• Directive
State the count of lines below in which the word "resume" appears, and add nothing.

[Dataset records]
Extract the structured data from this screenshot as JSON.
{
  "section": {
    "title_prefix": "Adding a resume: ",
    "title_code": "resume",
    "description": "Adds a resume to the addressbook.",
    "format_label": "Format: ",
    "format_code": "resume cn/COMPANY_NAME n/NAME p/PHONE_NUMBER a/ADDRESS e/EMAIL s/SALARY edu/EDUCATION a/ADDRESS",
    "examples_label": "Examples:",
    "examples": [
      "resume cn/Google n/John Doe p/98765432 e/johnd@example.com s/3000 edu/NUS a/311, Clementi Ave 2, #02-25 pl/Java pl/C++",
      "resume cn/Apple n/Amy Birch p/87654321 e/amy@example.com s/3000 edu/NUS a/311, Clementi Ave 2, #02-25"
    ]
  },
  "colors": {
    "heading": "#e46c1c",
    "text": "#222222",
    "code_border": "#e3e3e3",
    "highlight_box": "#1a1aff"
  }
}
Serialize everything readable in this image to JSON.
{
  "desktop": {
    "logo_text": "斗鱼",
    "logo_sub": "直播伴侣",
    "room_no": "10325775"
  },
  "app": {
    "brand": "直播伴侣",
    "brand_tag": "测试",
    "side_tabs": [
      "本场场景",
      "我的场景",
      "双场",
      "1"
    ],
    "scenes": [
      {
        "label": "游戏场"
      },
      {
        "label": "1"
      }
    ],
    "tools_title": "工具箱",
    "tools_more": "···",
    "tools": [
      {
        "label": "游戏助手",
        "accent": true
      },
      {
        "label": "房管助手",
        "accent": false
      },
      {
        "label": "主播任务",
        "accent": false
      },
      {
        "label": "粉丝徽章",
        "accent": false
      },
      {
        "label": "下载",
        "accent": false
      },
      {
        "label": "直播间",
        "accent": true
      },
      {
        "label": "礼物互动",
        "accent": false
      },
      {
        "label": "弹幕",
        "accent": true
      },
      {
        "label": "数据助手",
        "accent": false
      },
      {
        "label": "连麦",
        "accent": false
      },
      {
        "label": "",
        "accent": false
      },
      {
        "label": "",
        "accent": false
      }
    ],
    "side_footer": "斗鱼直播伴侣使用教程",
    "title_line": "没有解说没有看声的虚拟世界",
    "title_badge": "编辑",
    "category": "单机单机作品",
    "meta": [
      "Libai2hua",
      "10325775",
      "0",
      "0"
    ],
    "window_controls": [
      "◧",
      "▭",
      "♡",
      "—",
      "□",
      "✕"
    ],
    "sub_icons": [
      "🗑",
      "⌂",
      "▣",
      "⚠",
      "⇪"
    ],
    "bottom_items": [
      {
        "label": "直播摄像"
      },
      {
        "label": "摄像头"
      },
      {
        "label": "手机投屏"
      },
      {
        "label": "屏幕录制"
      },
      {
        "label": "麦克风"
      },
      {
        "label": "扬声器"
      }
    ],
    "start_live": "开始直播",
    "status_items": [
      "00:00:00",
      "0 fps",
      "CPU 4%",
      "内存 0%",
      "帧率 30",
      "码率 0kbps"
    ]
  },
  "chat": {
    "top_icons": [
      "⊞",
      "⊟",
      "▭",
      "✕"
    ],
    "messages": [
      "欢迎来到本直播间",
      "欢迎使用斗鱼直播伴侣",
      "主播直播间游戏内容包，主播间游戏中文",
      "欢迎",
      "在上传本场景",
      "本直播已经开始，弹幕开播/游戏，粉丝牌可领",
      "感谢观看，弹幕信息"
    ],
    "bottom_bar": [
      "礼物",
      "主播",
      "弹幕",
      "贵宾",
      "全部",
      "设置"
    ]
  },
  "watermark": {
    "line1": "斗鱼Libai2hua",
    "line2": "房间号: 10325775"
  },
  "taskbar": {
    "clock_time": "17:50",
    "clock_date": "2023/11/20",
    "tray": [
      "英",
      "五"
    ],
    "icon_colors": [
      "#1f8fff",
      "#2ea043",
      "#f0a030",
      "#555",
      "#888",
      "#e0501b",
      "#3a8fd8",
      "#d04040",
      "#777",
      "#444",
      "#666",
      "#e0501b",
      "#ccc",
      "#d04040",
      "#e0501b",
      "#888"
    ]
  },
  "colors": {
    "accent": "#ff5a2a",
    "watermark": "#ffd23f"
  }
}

• Task response
6